• SELECTED EXCERPT:
Content starts

5 response(s) to Printing in Linux

  1. Ikke [Visitor] says:

    This does exist already: RedHat's PrinterManager (also used in Ubunut if I'm not mistaken).
    Based on HAL, CUPS can autoconfigure new USB or PNP parallel printers.
    The problem is: this needs a patched CUPS version, and afaik the CUPS maintainers are not willing to incorporate the patch in the vendor distribution...

    Check hal-list@freedesktop for more info.

  2. RealNitro [Visitor] says:

    What I would like to see are features like software-based double sided printing, and being able to change the printer setting from the program your printing from. (with or without giving the root password)

  3. Peter [Member] says:

    Would be a nice feature, indeed.

    Another nice feature could be printing more pages on one sheet of paper. You can allready do something like that with psnup/pdfnup (package pdfjam/psjam), but it would be nice if that's integrated in the gnome printing system.

Content ends

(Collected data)

Content starts

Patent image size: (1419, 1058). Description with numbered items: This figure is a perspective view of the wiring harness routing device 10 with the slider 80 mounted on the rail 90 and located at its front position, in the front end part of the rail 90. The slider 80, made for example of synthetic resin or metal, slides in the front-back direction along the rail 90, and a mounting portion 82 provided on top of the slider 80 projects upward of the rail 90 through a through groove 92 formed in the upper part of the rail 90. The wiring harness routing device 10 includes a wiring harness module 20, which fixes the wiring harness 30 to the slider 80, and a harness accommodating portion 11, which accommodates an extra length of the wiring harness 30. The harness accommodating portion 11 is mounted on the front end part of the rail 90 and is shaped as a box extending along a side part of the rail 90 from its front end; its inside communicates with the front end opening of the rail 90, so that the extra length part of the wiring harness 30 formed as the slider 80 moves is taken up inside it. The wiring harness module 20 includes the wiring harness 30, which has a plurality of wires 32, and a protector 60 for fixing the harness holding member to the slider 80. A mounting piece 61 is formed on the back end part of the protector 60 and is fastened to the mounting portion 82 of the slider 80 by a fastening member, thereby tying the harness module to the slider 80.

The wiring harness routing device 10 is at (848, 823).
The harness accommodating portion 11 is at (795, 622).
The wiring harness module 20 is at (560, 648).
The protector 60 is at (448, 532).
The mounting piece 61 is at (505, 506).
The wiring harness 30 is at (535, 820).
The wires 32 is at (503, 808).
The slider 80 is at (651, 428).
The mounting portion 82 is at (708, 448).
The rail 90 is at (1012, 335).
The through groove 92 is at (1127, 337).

Content ends

• PROBLEMS TO SOLVE:
1. Answer these questions about the comments on printing in Linux:
(a) What kind of CUPS version does Ikke say is needed?
(b) Which feature does RealNitro want done in software?
(c) Which package does Peter name for psnup/pdfnup?
2. Write the next part of the comments on printing in Linux, picking up after Peter's remark about the gnome printing system.

• ANSWERS BY ITEM:
1.
(a) A patched CUPS version.
(b) Double sided printing.
(c) pdfjam/psjam.

2.
  4. gfg [Visitor] says:

    Probably the most useful page on Linuxprinting:
    http://www.linuxprinting.org/suggested.html

    If you buy one of the printers on that page, it will be sometimes even work better under Linux, FreeBSD,.. than under Windows... :)

  5. Peter [Member] says:

    Thanks!

    As you can see there, they suggest using HP and Epson instead of other brands. For HP, they have following line:

    "HP's low-end 33xx-, 34xx-, 36xx-, and 37xx-series inkjets work poorly and are not recommended, so if you like to have a cheap HP inkjet you should at least take one of the 38xx series."

    I do have an HP 3816, so it should be OK. It is OK, indeed, if you do the necessary installs/configures. It isn't difficult, but I think it should be more automated.